→ **WHAT YOU NEED TO DO**: Look through the data below. Pick out the lines holding the string "label".

→ **EXCERPTED RECORDS**:
....
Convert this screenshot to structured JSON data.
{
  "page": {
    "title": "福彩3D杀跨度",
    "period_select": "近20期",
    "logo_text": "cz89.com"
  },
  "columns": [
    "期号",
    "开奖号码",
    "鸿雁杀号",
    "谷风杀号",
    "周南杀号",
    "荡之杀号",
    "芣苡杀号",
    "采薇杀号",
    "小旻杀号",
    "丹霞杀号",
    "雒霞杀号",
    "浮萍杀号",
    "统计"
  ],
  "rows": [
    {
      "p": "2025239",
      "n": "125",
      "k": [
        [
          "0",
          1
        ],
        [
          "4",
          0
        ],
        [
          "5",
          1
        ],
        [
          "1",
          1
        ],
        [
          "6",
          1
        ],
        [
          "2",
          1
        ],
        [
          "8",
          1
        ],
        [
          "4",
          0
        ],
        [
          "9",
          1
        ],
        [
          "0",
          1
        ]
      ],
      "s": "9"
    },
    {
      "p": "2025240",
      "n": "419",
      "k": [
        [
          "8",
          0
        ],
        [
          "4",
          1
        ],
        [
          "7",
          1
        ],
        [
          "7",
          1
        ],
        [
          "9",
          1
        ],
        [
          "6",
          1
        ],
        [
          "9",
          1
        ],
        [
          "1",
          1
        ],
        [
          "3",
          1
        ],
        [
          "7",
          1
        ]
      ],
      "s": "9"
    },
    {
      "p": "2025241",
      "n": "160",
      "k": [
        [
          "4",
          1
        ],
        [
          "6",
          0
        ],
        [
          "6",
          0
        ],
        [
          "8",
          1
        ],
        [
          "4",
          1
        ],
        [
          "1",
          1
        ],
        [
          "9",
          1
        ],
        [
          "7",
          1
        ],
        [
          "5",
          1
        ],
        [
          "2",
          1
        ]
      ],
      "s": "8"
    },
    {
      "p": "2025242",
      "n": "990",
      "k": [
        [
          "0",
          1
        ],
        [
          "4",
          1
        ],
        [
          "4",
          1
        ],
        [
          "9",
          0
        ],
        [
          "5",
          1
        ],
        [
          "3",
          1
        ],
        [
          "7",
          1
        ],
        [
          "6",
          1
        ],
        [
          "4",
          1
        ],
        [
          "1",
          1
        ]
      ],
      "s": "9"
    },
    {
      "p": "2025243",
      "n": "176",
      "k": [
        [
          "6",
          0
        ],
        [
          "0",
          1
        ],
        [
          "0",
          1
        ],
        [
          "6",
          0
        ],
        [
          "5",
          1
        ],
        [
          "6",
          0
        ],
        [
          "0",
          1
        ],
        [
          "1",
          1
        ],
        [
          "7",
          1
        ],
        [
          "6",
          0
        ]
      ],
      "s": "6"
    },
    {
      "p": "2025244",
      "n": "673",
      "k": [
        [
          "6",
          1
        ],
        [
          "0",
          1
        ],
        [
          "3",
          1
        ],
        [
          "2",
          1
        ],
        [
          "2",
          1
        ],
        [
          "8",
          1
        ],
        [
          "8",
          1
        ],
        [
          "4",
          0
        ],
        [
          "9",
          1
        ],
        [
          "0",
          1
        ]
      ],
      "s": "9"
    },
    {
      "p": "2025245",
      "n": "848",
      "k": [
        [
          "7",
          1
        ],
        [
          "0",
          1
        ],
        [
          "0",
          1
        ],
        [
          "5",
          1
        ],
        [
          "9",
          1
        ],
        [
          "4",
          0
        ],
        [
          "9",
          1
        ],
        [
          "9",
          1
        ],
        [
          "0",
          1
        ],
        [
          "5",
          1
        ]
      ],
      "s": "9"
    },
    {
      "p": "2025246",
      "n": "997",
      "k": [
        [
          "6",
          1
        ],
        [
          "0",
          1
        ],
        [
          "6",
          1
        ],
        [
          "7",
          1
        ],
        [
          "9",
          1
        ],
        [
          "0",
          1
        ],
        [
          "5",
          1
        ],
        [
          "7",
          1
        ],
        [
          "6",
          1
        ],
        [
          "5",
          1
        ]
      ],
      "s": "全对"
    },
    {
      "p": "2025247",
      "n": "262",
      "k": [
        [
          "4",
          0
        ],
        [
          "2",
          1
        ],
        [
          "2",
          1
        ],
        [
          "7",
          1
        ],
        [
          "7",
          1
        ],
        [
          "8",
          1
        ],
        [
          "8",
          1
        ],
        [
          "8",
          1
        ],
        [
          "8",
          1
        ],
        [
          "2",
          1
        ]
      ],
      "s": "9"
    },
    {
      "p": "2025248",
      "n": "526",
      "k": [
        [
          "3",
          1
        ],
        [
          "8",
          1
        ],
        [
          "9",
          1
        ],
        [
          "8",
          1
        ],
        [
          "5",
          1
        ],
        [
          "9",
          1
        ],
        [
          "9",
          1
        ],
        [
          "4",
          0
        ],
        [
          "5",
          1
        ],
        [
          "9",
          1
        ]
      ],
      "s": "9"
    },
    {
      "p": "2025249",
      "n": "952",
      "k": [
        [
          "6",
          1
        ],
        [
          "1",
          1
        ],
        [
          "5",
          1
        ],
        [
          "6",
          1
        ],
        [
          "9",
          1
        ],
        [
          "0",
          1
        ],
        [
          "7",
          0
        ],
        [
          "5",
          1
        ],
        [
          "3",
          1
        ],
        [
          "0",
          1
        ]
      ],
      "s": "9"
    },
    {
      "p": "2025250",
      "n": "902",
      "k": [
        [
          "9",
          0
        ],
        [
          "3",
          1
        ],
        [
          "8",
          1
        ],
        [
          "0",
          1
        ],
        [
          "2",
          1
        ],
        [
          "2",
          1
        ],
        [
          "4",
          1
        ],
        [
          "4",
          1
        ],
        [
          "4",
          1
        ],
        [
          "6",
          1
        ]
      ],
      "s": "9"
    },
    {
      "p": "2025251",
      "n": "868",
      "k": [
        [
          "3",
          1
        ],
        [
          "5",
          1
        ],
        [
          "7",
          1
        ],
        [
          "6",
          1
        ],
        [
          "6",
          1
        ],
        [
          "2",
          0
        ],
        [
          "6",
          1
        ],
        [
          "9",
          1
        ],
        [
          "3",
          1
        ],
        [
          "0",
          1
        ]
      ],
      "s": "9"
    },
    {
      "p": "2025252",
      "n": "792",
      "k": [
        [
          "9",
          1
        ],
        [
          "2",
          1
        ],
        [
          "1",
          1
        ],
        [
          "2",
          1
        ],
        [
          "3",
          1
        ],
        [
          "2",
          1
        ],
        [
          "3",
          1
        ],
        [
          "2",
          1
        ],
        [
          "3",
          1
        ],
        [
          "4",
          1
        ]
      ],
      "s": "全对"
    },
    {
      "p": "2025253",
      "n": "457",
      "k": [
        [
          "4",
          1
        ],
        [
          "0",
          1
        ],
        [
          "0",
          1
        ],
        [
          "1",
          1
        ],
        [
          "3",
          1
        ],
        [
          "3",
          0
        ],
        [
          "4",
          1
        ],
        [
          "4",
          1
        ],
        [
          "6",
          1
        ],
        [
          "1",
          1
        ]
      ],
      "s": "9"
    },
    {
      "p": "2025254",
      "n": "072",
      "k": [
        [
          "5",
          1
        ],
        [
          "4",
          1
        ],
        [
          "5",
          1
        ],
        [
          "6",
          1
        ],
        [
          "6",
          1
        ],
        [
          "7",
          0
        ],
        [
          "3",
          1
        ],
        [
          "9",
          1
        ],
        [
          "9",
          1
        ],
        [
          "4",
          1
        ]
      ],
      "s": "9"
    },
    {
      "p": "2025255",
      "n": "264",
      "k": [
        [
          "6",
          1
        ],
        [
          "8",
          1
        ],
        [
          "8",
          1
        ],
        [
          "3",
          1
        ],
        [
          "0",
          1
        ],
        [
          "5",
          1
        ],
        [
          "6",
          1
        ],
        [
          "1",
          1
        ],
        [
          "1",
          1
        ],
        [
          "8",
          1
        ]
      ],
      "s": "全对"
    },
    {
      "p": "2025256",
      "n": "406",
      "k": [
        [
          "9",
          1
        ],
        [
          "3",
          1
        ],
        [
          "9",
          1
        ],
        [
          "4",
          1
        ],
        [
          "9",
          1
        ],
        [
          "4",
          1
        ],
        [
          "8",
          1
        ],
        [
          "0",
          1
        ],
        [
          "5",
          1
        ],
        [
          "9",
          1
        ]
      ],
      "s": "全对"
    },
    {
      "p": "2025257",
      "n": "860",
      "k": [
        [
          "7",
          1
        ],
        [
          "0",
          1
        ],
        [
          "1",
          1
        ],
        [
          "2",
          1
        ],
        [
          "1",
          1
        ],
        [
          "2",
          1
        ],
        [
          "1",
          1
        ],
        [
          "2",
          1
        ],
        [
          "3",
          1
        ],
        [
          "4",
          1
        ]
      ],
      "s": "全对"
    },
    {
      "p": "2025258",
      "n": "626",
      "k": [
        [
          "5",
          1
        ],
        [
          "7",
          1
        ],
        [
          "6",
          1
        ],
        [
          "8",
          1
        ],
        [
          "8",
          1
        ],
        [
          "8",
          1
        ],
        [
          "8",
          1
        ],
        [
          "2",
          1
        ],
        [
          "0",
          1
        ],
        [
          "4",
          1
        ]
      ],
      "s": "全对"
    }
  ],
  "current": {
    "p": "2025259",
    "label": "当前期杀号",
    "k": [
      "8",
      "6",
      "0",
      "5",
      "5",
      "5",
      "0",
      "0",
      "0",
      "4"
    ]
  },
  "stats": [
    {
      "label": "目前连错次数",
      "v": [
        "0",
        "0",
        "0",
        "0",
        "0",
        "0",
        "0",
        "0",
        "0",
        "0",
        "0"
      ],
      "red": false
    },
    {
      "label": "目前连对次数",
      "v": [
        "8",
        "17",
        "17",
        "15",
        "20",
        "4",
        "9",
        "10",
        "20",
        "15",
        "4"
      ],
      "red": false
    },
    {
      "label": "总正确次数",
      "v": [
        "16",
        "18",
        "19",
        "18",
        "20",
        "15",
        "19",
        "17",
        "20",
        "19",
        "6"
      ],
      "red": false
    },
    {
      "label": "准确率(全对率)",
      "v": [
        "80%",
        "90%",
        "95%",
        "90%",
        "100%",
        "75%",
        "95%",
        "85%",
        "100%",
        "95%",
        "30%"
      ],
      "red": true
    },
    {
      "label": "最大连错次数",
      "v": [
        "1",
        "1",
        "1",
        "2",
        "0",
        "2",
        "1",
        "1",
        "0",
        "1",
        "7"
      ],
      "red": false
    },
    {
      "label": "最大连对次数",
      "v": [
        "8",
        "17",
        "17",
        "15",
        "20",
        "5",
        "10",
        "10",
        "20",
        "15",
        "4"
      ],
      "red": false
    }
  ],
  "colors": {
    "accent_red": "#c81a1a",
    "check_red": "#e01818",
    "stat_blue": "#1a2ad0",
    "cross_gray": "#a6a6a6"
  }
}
....
→ **WRITTEN RESPONSE**:
    "label": "当前期杀号",
      "label": "目前连错次数",
      "label": "目前连对次数",
      "label": "总正确次数",
      "label": "准确率(全对率)",
      "label": "最大连错次数",
      "label": "最大连对次数",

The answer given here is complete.